# quietest dump setup?



## iowarabbit (Mar 29, 2007)

getting parts together for my air install, and i'm going to want it as quiet as possible. i've already got plans for the compressor, but since this is my first time bagging i have no real experience with exhaust mufflers/silencers. what mufflers have people had good luck with? would i be better off routing it behind the bumper?


----------



## fasttt600 (Apr 12, 2007)

are you talking inside the car? that's why i route the exhaust outside the car....it keeps it quiet inside!


----------



## rgarjr (May 19, 2012)

fasttt600 said:


> are you talking inside the car? that's why i route the exhaust outside the car....it keeps it quiet inside!


My VU4 dumps out the car. It's pretty loud outside and that's the way I like it.


----------



## Squirrel Nuts (Aug 25, 2010)

my v2 is routed outside. scares people sometimes. :laugh:


----------



## cmb5286 (Aug 30, 2007)

Mine is routed outside as well. People always stare when I air out :laugh:


----------



## iowarabbit (Mar 29, 2007)

my plan is to route it externally, but i still want to keep it fairly quiet out there too. i'm one of the few people that actually *likes* that i can barely tell my car is idling.


----------



## Lawn_Mower (Jul 15, 2008)

If you want to keep it quiet pick up some of thes PTC mufflers, plug right in to the manifold and makes it nice and quiet. 



Click the pic to take you to the product page. :beer:


----------



## [email protected] (Aug 22, 2006)

Thanks Max!

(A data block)
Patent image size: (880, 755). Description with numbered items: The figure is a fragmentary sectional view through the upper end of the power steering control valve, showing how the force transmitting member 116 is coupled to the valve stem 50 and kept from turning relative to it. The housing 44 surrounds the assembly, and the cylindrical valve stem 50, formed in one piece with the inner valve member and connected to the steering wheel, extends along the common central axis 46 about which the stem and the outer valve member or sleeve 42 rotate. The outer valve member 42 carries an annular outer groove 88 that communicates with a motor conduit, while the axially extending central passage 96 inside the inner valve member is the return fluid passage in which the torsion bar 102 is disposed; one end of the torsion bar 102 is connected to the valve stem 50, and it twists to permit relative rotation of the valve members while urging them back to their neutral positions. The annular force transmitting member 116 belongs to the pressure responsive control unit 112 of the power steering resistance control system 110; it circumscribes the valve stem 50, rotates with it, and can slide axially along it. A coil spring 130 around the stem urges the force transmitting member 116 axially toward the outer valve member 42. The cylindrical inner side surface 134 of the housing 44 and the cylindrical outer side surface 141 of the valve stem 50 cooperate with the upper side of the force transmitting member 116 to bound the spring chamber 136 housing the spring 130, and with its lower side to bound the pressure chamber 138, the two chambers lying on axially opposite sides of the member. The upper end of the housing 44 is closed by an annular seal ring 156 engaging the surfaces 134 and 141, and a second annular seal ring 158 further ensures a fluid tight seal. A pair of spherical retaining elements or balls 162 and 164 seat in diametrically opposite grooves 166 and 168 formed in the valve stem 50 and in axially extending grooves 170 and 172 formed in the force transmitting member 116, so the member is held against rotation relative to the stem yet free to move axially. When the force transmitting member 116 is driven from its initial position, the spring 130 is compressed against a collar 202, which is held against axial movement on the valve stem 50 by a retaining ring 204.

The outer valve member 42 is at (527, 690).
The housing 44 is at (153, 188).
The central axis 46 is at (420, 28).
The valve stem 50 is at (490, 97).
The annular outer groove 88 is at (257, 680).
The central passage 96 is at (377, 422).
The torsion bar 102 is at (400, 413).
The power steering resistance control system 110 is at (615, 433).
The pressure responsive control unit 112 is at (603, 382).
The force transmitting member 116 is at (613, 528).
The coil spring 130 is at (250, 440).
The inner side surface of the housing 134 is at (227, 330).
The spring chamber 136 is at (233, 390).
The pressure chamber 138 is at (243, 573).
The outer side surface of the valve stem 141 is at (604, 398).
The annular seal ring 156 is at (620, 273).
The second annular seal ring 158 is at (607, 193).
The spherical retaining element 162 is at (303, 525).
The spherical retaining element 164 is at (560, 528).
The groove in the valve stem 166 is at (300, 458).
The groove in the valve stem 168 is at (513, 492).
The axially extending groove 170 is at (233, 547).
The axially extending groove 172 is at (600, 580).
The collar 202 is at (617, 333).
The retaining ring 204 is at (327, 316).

Task goal: Return the whole thread about a quiet air-suspension exhaust setup, reproduced word for word from start to finish. The lines above are separate material and are not part of the thread.

Completed task:
# quietest dump setup?



## iowarabbit (Mar 29, 2007)

getting parts together for my air install, and i'm going to want it as quiet as possible. i've already got plans for the compressor, but since this is my first time bagging i have no real experience with exhaust mufflers/silencers. what mufflers have people had good luck with? would i be better off routing it behind the bumper?


----------



## fasttt600 (Apr 12, 2007)

are you talking inside the car? that's why i route the exhaust outside the car....it keeps it quiet inside!


----------



## rgarjr (May 19, 2012)

fasttt600 said:


> are you talking inside the car? that's why i route the exhaust outside the car....it keeps it quiet inside!


My VU4 dumps out the car. It's pretty loud outside and that's the way I like it.


----------



## Squirrel Nuts (Aug 25, 2010)

my v2 is routed outside. scares people sometimes. :laugh:


----------



## cmb5286 (Aug 30, 2007)

Mine is routed outside as well. People always stare when I air out :laugh:


----------



## iowarabbit (Mar 29, 2007)

my plan is to route it externally, but i still want to keep it fairly quiet out there too. i'm one of the few people that actually *likes* that i can barely tell my car is idling.


----------



## Lawn_Mower (Jul 15, 2008)

If you want to keep it quiet pick up some of thes PTC mufflers, plug right in to the manifold and makes it nice and quiet. 



Click the pic to take you to the product page. :beer:


----------



## [email protected] (Aug 22, 2006)

Thanks Max!